>>>
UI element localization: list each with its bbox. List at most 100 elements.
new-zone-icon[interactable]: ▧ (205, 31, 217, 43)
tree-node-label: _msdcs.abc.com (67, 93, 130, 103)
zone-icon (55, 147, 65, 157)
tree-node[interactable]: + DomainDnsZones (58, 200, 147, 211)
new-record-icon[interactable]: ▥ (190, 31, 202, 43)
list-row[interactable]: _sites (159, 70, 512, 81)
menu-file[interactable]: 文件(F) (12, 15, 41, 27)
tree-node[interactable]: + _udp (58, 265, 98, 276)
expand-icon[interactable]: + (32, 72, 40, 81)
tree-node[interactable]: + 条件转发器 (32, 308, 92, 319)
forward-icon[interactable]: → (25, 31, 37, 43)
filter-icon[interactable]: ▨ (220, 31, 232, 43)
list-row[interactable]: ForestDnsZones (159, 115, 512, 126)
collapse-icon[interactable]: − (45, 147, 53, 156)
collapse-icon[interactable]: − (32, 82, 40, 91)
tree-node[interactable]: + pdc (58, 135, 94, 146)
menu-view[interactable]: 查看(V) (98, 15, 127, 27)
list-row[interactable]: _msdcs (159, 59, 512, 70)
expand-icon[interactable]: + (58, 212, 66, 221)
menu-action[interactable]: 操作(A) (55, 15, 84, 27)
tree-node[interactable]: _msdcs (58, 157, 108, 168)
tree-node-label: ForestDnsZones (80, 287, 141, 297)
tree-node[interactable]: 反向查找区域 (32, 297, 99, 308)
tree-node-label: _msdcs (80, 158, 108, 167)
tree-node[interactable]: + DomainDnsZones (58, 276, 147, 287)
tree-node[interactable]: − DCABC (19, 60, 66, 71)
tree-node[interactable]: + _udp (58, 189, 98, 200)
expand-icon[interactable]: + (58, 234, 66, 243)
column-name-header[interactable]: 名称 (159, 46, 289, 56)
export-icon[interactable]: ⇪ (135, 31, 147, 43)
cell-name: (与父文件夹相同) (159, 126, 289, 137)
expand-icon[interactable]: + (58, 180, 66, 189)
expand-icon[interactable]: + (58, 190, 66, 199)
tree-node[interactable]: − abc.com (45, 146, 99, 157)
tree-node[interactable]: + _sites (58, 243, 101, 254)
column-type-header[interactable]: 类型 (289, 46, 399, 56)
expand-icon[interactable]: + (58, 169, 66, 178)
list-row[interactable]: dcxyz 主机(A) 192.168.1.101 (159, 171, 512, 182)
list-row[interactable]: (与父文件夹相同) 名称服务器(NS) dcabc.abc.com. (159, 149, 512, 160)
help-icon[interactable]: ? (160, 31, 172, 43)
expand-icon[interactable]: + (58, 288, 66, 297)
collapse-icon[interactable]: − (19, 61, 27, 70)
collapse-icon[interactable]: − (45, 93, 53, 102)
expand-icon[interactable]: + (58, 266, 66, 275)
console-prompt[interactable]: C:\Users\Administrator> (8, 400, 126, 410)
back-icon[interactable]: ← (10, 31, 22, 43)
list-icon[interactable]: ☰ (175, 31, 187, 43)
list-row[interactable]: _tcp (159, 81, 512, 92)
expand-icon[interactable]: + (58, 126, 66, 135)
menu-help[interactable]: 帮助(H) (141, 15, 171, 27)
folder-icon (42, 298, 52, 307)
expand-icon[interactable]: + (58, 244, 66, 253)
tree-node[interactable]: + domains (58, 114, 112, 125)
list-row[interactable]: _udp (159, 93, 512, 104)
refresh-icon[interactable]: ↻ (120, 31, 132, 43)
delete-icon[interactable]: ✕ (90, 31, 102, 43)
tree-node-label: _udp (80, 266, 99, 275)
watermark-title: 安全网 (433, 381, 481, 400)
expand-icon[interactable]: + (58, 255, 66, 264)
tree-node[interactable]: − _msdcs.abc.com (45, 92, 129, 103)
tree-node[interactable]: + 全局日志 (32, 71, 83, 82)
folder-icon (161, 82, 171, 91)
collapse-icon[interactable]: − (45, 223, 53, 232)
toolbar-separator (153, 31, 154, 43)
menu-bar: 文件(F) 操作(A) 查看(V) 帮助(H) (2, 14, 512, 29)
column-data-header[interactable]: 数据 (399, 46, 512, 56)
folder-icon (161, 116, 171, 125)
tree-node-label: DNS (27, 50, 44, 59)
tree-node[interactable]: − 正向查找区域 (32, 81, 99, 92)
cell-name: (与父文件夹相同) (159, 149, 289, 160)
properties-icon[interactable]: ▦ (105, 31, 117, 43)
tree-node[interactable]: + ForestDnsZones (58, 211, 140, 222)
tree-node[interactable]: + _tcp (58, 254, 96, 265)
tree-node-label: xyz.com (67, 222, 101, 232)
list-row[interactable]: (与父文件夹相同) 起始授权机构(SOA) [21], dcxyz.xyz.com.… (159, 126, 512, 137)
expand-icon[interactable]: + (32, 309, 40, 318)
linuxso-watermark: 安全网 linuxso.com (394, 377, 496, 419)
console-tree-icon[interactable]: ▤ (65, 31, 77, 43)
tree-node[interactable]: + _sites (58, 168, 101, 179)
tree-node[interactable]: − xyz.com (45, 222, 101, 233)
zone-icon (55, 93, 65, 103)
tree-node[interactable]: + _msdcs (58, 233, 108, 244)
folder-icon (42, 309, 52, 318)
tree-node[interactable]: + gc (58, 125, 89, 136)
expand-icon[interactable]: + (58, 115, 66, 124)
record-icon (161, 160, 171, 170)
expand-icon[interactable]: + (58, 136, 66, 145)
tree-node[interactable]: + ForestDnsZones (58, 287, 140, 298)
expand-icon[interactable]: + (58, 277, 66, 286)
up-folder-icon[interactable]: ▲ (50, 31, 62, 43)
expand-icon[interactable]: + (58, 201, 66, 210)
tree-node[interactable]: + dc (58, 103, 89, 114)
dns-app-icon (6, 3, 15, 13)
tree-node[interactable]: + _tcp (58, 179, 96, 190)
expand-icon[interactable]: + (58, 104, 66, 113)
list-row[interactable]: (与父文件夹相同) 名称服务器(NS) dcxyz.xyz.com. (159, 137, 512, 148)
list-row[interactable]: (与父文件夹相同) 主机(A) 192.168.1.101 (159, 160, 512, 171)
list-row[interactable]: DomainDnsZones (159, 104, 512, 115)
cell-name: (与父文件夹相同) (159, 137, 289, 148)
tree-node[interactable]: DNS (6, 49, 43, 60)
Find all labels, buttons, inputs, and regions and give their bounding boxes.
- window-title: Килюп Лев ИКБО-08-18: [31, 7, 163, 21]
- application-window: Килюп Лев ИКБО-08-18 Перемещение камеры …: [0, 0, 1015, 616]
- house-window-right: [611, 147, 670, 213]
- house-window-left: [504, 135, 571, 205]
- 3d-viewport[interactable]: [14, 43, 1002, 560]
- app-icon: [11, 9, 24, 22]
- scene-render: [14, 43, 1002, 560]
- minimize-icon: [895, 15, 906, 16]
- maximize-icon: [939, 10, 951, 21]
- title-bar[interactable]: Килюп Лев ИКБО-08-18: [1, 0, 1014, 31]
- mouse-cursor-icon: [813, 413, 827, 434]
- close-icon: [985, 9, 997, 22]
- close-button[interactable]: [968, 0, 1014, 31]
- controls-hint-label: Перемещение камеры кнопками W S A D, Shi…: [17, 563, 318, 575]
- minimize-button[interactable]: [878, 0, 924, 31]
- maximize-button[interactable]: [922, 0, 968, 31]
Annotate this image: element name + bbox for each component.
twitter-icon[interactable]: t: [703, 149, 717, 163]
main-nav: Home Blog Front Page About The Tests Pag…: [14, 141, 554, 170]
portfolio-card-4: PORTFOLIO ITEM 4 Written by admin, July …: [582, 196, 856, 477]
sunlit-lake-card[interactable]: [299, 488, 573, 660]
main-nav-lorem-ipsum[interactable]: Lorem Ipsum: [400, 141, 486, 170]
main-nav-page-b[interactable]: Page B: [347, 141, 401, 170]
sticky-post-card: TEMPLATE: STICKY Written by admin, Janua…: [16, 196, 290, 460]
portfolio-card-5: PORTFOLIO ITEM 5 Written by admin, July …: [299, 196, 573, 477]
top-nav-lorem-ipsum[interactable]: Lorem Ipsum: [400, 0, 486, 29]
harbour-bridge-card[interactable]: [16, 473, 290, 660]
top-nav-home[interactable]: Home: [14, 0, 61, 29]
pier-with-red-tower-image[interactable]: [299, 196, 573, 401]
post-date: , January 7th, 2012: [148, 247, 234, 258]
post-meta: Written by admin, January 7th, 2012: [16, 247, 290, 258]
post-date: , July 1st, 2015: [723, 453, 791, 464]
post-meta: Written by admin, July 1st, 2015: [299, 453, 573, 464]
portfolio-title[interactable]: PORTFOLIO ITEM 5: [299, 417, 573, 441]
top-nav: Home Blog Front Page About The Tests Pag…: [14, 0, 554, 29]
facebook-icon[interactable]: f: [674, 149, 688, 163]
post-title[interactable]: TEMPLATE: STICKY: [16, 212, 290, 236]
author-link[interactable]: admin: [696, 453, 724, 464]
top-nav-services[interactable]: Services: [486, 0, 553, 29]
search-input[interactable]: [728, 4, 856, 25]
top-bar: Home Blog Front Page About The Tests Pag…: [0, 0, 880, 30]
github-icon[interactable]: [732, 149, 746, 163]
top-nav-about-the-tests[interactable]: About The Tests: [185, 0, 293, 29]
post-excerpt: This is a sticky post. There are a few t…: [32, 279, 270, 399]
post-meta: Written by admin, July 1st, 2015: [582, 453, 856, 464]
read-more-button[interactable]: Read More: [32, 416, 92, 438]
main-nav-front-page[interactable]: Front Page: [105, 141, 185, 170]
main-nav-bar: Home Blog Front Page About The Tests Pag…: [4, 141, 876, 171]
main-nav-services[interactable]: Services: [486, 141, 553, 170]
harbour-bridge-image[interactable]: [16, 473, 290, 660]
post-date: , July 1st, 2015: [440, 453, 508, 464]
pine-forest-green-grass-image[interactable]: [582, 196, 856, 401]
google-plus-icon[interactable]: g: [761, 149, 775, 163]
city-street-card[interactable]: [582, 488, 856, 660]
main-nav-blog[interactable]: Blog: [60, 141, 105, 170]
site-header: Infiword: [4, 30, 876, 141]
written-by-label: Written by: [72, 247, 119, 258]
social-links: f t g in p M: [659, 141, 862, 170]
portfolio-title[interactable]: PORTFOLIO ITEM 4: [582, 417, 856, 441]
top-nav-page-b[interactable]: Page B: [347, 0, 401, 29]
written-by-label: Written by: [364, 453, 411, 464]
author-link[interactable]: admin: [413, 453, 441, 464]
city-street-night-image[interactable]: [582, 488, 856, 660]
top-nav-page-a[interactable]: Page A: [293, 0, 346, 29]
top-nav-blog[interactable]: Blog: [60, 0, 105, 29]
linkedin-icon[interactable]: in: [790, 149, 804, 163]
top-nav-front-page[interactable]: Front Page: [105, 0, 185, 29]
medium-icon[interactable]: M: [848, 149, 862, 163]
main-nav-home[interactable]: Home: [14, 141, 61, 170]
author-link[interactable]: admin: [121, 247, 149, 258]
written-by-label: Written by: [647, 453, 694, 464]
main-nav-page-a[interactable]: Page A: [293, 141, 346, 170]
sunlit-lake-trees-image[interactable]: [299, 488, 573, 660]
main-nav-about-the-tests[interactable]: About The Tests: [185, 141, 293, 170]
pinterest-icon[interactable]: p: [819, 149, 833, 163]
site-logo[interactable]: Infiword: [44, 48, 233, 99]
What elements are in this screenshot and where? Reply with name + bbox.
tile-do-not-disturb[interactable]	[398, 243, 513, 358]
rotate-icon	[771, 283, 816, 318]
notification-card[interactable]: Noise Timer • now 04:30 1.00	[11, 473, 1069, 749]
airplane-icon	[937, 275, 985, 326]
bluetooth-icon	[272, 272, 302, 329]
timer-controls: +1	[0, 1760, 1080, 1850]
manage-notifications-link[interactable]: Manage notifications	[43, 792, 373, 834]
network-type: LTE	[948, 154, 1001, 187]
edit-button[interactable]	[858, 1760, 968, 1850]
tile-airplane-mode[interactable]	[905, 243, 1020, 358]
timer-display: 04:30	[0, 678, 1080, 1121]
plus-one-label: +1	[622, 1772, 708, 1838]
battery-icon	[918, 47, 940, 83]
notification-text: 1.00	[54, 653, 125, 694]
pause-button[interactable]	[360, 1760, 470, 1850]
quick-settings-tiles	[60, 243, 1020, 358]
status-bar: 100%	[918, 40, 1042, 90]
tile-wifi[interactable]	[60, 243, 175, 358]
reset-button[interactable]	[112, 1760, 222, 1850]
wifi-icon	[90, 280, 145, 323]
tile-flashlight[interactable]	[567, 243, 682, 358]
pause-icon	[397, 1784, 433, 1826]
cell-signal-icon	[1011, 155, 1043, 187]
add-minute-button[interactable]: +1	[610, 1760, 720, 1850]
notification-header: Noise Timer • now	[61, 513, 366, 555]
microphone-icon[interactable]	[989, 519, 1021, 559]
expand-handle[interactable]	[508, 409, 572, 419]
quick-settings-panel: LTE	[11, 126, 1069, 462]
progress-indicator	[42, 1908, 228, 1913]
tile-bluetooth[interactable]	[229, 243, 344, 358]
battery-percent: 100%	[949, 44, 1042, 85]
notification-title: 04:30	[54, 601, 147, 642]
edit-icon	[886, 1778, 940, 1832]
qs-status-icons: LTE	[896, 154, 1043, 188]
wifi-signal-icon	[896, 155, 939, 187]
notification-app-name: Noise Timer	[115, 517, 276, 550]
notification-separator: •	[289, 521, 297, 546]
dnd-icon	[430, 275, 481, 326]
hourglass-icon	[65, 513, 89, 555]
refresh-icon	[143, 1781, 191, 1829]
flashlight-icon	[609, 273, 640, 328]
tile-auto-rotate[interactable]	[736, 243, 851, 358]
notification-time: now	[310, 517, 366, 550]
<<<
Task to complete - Retype the listing word for word from its first line through the line containing "menu-file[interactable]: 文件(F) (12, 15, 41, 27)", including both of those lines.

Result -
UI element localization: list each with its bbox. List at most 100 elements.
new-zone-icon[interactable]: ▧ (205, 31, 217, 43)
tree-node-label: _msdcs.abc.com (67, 93, 130, 103)
zone-icon (55, 147, 65, 157)
tree-node[interactable]: + DomainDnsZones (58, 200, 147, 211)
new-record-icon[interactable]: ▥ (190, 31, 202, 43)
list-row[interactable]: _sites (159, 70, 512, 81)
menu-file[interactable]: 文件(F) (12, 15, 41, 27)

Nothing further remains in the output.